● Stated exercise: Write out each line beneath this one exactly as it reads.

[Data records]
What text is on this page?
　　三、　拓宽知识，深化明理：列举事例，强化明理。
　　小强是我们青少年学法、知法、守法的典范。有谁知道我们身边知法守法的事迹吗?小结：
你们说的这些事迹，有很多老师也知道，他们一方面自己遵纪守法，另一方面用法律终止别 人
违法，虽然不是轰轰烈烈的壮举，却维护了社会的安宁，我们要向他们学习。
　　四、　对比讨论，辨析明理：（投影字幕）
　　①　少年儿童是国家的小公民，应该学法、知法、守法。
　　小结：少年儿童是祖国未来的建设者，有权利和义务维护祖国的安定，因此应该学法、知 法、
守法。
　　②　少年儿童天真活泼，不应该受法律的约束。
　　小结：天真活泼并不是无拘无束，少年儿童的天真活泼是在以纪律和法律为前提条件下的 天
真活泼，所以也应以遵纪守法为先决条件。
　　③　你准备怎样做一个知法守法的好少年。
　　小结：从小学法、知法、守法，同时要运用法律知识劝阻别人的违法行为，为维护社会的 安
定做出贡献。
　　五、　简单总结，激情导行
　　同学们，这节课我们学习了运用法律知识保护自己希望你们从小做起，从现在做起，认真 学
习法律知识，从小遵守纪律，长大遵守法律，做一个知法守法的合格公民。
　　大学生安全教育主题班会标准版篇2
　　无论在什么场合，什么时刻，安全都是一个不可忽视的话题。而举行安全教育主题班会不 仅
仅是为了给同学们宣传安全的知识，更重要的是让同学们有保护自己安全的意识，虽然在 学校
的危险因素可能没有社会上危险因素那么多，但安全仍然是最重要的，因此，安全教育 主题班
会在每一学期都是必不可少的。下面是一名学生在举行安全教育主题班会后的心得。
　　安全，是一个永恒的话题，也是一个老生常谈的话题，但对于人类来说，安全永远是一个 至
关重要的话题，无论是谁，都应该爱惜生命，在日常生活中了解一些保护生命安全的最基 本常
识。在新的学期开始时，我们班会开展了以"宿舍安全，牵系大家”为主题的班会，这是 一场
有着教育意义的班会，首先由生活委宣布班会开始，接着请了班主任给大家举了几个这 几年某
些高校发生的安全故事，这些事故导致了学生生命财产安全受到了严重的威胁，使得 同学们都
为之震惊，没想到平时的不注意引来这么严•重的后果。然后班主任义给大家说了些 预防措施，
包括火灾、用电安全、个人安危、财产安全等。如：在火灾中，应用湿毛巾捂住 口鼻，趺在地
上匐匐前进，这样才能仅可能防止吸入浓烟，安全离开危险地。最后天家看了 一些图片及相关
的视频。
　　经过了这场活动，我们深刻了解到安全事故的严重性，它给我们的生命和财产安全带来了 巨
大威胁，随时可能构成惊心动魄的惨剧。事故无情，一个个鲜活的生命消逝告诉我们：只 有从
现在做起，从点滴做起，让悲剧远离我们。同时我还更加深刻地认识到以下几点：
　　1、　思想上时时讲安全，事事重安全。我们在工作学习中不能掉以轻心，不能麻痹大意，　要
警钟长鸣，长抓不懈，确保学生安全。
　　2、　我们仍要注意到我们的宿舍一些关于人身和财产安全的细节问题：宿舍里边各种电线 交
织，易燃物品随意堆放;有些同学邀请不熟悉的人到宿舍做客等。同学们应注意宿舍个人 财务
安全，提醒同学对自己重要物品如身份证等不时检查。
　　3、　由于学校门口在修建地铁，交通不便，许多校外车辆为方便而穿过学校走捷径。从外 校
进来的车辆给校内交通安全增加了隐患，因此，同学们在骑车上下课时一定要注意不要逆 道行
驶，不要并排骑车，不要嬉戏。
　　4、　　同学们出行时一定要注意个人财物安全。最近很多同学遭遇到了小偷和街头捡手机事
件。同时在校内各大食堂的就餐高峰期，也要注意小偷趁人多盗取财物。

● Output below:
What text is on this page?
　　三、　拓宽知识，深化明理：列举事例，强化明理。
　　小强是我们青少年学法、知法、守法的典范。有谁知道我们身边知法守法的事迹吗?小结：
你们说的这些事迹，有很多老师也知道，他们一方面自己遵纪守法，另一方面用法律终止别 人
违法，虽然不是轰轰烈烈的壮举，却维护了社会的安宁，我们要向他们学习。
　　四、　对比讨论，辨析明理：（投影字幕）
　　①　少年儿童是国家的小公民，应该学法、知法、守法。
　　小结：少年儿童是祖国未来的建设者，有权利和义务维护祖国的安定，因此应该学法、知 法、
守法。
　　②　少年儿童天真活泼，不应该受法律的约束。
　　小结：天真活泼并不是无拘无束，少年儿童的天真活泼是在以纪律和法律为前提条件下的 天
真活泼，所以也应以遵纪守法为先决条件。
　　③　你准备怎样做一个知法守法的好少年。
　　小结：从小学法、知法、守法，同时要运用法律知识劝阻别人的违法行为，为维护社会的 安
定做出贡献。
　　五、　简单总结，激情导行
　　同学们，这节课我们学习了运用法律知识保护自己希望你们从小做起，从现在做起，认真 学
习法律知识，从小遵守纪律，长大遵守法律，做一个知法守法的合格公民。
　　大学生安全教育主题班会标准版篇2
　　无论在什么场合，什么时刻，安全都是一个不可忽视的话题。而举行安全教育主题班会不 仅
仅是为了给同学们宣传安全的知识，更重要的是让同学们有保护自己安全的意识，虽然在 学校
的危险因素可能没有社会上危险因素那么多，但安全仍然是最重要的，因此，安全教育 主题班
会在每一学期都是必不可少的。下面是一名学生在举行安全教育主题班会后的心得。
　　安全，是一个永恒的话题，也是一个老生常谈的话题，但对于人类来说，安全永远是一个 至
关重要的话题，无论是谁，都应该爱惜生命，在日常生活中了解一些保护生命安全的最基 本常
识。在新的学期开始时，我们班会开展了以"宿舍安全，牵系大家”为主题的班会，这是 一场
有着教育意义的班会，首先由生活委宣布班会开始，接着请了班主任给大家举了几个这 几年某
些高校发生的安全故事，这些事故导致了学生生命财产安全受到了严重的威胁，使得 同学们都
为之震惊，没想到平时的不注意引来这么严•重的后果。然后班主任义给大家说了些 预防措施，
包括火灾、用电安全、个人安危、财产安全等。如：在火灾中，应用湿毛巾捂住 口鼻，趺在地
上匐匐前进，这样才能仅可能防止吸入浓烟，安全离开危险地。最后天家看了 一些图片及相关
的视频。
　　经过了这场活动，我们深刻了解到安全事故的严重性，它给我们的生命和财产安全带来了 巨
大威胁，随时可能构成惊心动魄的惨剧。事故无情，一个个鲜活的生命消逝告诉我们：只 有从
现在做起，从点滴做起，让悲剧远离我们。同时我还更加深刻地认识到以下几点：
　　1、　思想上时时讲安全，事事重安全。我们在工作学习中不能掉以轻心，不能麻痹大意，　要
警钟长鸣，长抓不懈，确保学生安全。
　　2、　我们仍要注意到我们的宿舍一些关于人身和财产安全的细节问题：宿舍里边各种电线 交
织，易燃物品随意堆放;有些同学邀请不熟悉的人到宿舍做客等。同学们应注意宿舍个人 财务
安全，提醒同学对自己重要物品如身份证等不时检查。
　　3、　由于学校门口在修建地铁，交通不便，许多校外车辆为方便而穿过学校走捷径。从外 校
进来的车辆给校内交通安全增加了隐患，因此，同学们在骑车上下课时一定要注意不要逆 道行
驶，不要并排骑车，不要嬉戏。
　　4、　　同学们出行时一定要注意个人财物安全。最近很多同学遭遇到了小偷和街头捡手机事
件。同时在校内各大食堂的就餐高峰期，也要注意小偷趁人多盗取财物。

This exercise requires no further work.